Where a line in the listing below contains the word "service", copy that line.

=== Exercise inputs ===

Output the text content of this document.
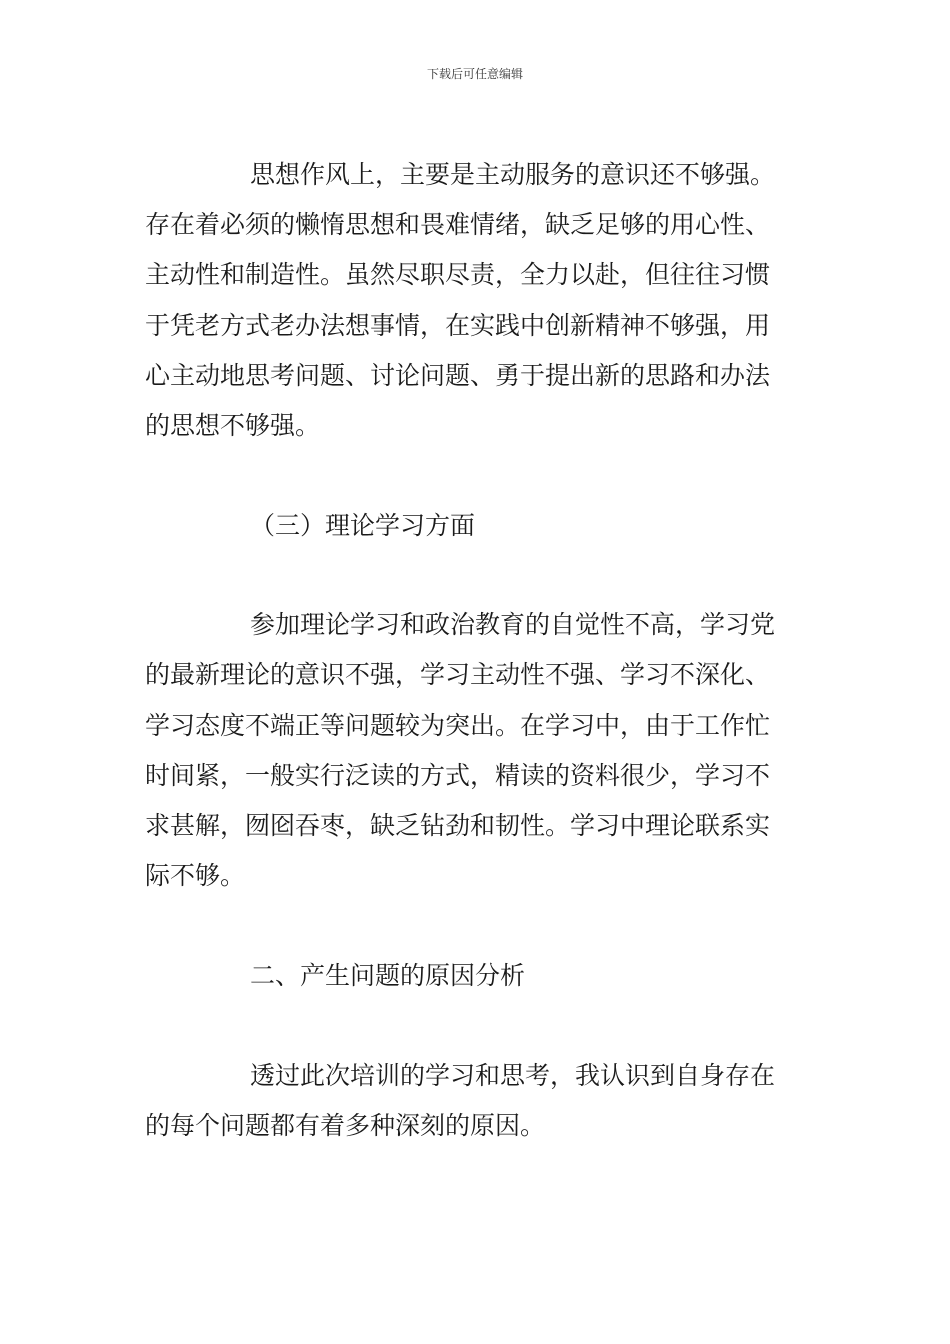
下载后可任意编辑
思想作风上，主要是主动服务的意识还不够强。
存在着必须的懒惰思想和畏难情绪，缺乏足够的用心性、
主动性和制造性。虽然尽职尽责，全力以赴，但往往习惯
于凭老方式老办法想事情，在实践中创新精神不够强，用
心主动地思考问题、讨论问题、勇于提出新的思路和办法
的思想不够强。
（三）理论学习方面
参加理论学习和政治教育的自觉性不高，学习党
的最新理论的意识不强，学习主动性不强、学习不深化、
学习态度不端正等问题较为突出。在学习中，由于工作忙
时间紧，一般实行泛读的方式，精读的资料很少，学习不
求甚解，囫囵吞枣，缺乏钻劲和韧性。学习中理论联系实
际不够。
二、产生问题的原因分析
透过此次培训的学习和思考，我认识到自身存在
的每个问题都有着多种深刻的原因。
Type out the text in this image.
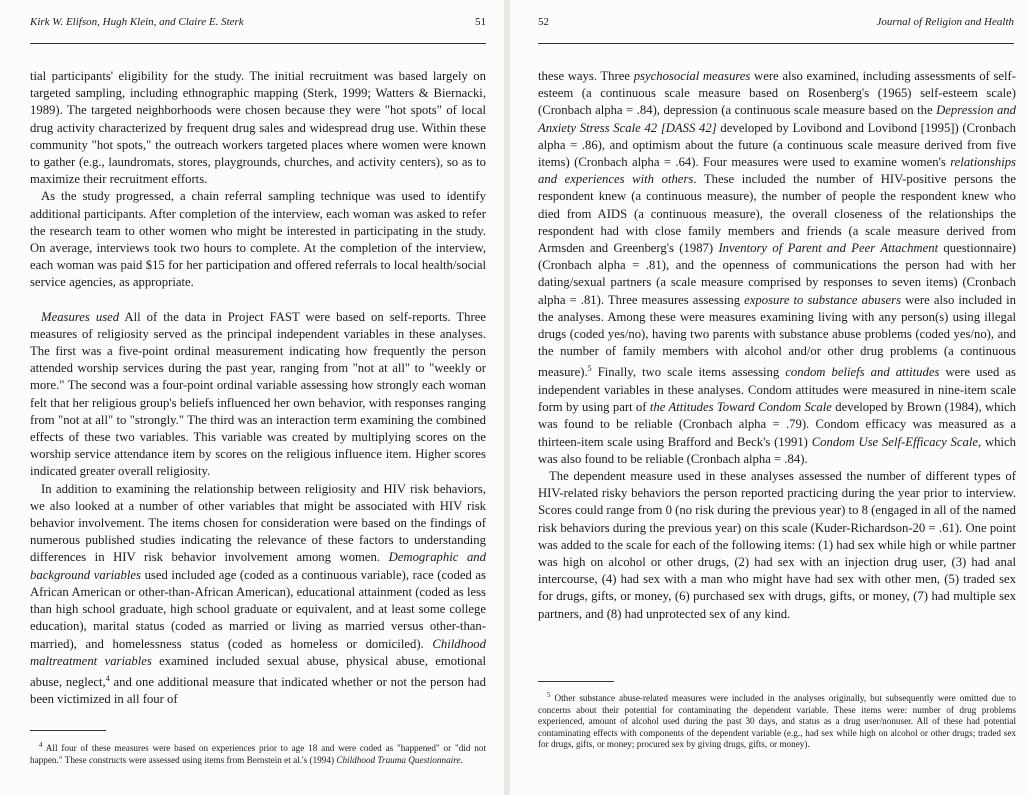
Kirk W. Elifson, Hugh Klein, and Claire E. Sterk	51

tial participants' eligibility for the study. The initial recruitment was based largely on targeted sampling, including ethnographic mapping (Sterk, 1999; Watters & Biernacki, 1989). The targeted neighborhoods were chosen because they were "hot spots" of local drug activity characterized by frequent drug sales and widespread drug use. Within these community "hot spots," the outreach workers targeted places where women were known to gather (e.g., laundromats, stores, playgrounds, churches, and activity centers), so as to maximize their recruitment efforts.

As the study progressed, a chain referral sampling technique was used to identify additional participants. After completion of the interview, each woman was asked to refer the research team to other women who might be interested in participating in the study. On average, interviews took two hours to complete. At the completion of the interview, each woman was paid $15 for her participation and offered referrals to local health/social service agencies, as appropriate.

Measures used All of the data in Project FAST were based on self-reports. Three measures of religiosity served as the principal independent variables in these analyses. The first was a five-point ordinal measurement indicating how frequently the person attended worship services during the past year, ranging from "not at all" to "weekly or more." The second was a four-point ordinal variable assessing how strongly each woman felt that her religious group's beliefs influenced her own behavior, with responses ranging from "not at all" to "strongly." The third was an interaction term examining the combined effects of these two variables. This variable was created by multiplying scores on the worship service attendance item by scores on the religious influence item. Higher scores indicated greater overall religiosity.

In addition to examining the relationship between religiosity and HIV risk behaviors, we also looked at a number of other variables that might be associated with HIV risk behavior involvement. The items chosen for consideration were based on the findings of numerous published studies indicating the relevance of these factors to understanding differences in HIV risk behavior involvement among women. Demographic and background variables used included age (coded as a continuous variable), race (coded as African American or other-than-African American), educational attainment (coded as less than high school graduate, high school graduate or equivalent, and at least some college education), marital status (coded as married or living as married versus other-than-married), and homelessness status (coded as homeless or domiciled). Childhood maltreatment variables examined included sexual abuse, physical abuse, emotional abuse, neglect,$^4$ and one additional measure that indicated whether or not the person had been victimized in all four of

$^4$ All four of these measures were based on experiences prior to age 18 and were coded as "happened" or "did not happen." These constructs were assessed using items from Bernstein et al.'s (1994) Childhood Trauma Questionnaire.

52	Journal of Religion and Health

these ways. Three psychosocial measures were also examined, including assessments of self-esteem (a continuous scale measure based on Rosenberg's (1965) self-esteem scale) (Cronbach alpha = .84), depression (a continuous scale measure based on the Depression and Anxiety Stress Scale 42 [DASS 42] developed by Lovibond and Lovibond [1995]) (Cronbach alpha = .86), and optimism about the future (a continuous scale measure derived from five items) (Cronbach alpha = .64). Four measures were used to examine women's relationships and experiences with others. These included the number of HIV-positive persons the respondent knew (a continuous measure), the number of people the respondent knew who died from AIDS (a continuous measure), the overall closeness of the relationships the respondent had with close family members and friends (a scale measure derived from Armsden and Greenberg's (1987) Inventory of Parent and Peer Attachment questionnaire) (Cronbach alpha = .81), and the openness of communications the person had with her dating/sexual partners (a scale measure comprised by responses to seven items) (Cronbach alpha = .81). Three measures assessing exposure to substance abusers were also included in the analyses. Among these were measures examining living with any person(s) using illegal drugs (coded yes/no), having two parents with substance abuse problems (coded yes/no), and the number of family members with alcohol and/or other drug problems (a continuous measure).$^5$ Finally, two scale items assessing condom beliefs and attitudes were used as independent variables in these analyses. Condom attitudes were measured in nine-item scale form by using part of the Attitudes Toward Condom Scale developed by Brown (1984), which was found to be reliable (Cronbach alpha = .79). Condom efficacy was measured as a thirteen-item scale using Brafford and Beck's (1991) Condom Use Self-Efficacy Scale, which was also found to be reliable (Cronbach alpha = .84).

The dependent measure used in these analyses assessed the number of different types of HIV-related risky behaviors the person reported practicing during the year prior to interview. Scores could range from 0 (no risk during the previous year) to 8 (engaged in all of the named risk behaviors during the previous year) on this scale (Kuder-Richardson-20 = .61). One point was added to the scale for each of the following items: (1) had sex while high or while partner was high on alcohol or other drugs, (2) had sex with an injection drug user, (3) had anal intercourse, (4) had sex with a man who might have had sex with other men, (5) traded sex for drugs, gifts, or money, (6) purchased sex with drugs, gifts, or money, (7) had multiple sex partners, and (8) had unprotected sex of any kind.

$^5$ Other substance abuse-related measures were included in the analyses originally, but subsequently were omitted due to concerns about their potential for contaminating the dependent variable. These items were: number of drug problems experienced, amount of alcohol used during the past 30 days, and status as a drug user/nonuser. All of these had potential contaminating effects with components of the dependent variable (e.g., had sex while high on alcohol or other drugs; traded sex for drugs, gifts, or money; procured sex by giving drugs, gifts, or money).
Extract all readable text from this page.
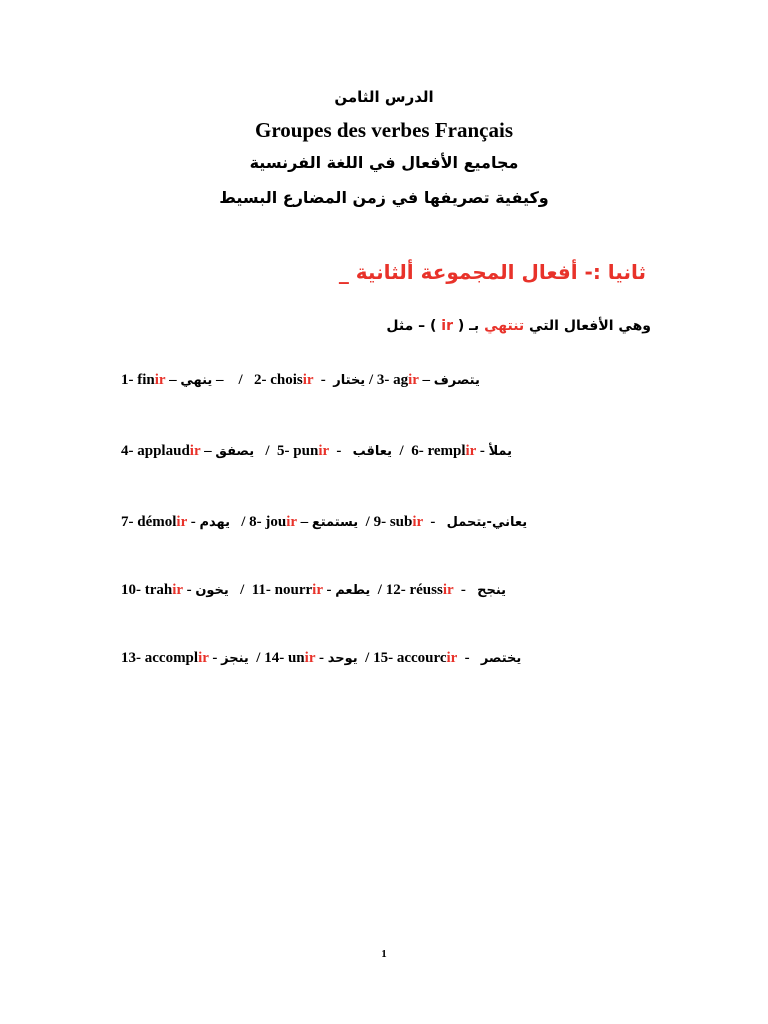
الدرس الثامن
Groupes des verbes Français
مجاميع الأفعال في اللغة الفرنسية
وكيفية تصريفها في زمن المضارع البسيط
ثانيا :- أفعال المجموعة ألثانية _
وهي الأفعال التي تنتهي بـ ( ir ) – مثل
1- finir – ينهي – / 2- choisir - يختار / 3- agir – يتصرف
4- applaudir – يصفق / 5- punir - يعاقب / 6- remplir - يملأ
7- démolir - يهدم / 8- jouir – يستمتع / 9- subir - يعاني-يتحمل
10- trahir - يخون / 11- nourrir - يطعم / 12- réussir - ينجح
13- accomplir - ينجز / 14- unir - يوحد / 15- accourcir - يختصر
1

===

• _Task result_
As the study progressed, a chain referral sampling technique was used to identify additional participants. After completion of the interview, each woman was asked to refer the research team to other women who might be interested in participating in the study. On average, interviews took two hours to complete. At the completion of the interview, each woman was paid $15 for her participation and offered referrals to local health/social service agencies, as appropriate.
Measures used All of the data in Project FAST were based on self-reports. Three measures of religiosity served as the principal independent variables in these analyses. The first was a five-point ordinal measurement indicating how frequently the person attended worship services during the past year, ranging from "not at all" to "weekly or more." The second was a four-point ordinal variable assessing how strongly each woman felt that her religious group's beliefs influenced her own behavior, with responses ranging from "not at all" to "strongly." The third was an interaction term examining the combined effects of these two variables. This variable was created by multiplying scores on the worship service attendance item by scores on the religious influence item. Higher scores indicated greater overall religiosity.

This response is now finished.